**Belge Alıntısı**
• • • •
Yaş İlerledikçe Dine Sarılmak

Yazar Rasim Haner

İnsan Allah’tan geldi, tekrar Allah’a dönecek. Dairesel bir hareketle yukarıdan aşağıya inen insan ruhu, yine dairesel bir hareketle aşağıdan yukarıya doğru çıkacak ve bu yolculuk Allah’a vuslatın dünyadaki durağı olan ölümle son bulacak. Daha sonra insan, Allah’ın başka bir aleminde daha farklı boyutta yolculuğuna devam edecek.

Bu yolculuğun iniş kısmı, eski yeni hemen her filozofu ilgilendirmiş ve değişik yorumlarla beraber genelde kabul edilmiştir. Fakat yolculuğun çıkış kısmını kimileri hiç düşünmeye gerek duymamış ve insanı adeta bu dünyaya hapsetmişler, kimileri de bu yolculuğun nasıl olacağını tartışmış fakat net bir şey söyleyememişlerdir. Bu konuda en net bilgiler, en açık ifadeler Peygamberlere, dolayısıyla vahye aittir.
Müslümanlar olarak biz, Allah’tan geldiğimize ve tekrar Allah’a döneceğimize inanıyoruz. Bu konu, Kur’an’ın hemen hemen dörtte birini teşkil ediyor. Öyleyse bir mümin yatay bir hayat sürerek, bu dünyada ebedi kalacakmış gibi davranamaz. Ona yakışan hayat tarzı, dikey yolculuktur. Yani kendinden, varlıktan, kainattan Allah’a doğru yapacağı yolculuk.

Bu yolculuğun kalbî boyutları eskiden beri sufilerimiz tarafından ele alınmış ve yol her yönüyle analiz edilmiştir. Çıkış yolculuğunun pratik hayata bakan yönüne gelince, bu yolculuk en başta ibadetlerle yapılır. Ardından muamelat dediğimiz, insani ilişkiler, insan-eşya ilişkileri gelir. Fakat bir noktadan sonra, ibadetleri ve muameleleri dine göre yaşamak yetmez. Böyle bir yeterlilik düşüncesi, bahsedilen yolculuğun felsefesine terstir. İnsana yakışan, yaş ilerledikçe, ömür bittikçe ve ölüme, dolayısıyla Allah’a yaklaştıkça ibadet ve muamelelerde daha da dikkatli olmak, takvaya uygun bir hayat yaşamaya çalışmaktır. Kendini salmak değil, kendini daha da sağlama almaktır esas olan. Zira unutmamak gerekir ki, لاَ يَزَالُ قَلْبُ الكَبِيرِ شَابًّا فِي اثْنَتَيْنِ فِي حُبِّ الدُّنْيَا وَطُولِ الأَمَلِYaşlı kimsenin kalbi dünya sevgisi ve dünyada ebedi kalma arzusu açısından genç kalmaya devam eder.” (Buharî, rikâk 5) nebevî ifadesiyle yaş ilerlese de insandaki duygular, dünyevilikten ve sonu gelmez emellerden kendi kendine kurtulamaz. Bu iş irade ister.
• • • •
**Alıştırma Bölümleri**
a - Yaş ilerledikçe dine sarılma üzerine olan yazıda, müminin Allah'a doğru yapacağı dikey yolculuğun başlangıç noktaları olarak sayılan üç şeyi sıralayın.
b - Yaş ilerledikçe dine sarılma üzerine olan yazıya göre Allah'tan gelip tekrar O'na dönme konusu Kur'an'ın ne kadarını oluşturuyor?
c - Yaş ilerledikçe dine sarılma üzerine olan yazıda "Müslümanlar olarak biz, Allah’tan" ile "doğru yapacağı yolculuk." arasındaki kısmı, bu ifadeler de dahil olmak üzere olduğu gibi kopyalayın.

**Veri Kesiti**
• • • •
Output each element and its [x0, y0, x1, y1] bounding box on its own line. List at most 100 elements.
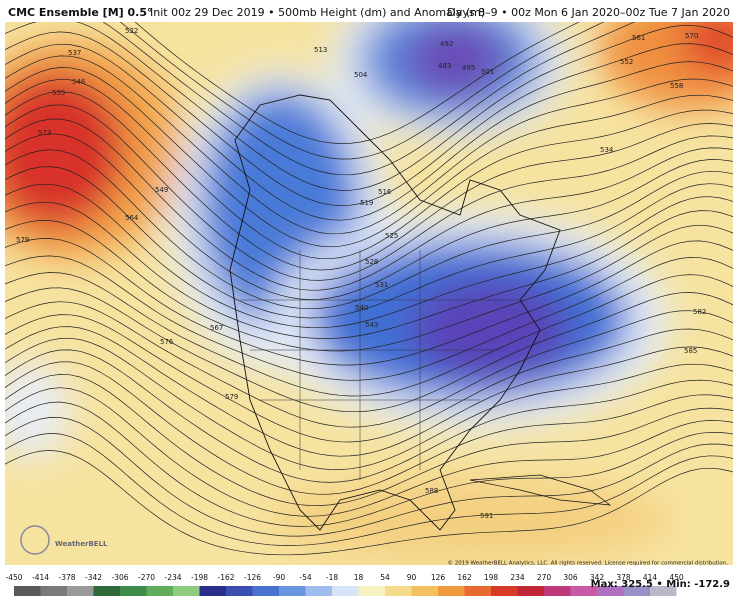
• • • •
**Yazılı Cevaplar**
a - Kendinden, varlıktan, kainattan

b - Hemen hemen dörtte birini

c -
Müslümanlar olarak biz, Allah’tan geldiğimize ve tekrar Allah’a döneceğimize inanıyoruz. Bu konu, Kur’an’ın hemen hemen dörtte birini teşkil ediyor. Öyleyse bir mümin yatay bir hayat sürerek, bu dünyada ebedi kalacakmış gibi davranamaz. Ona yakışan hayat tarzı, dikey yolculuktur. Yani kendinden, varlıktan, kainattan Allah’a doğru yapacağı yolculuk.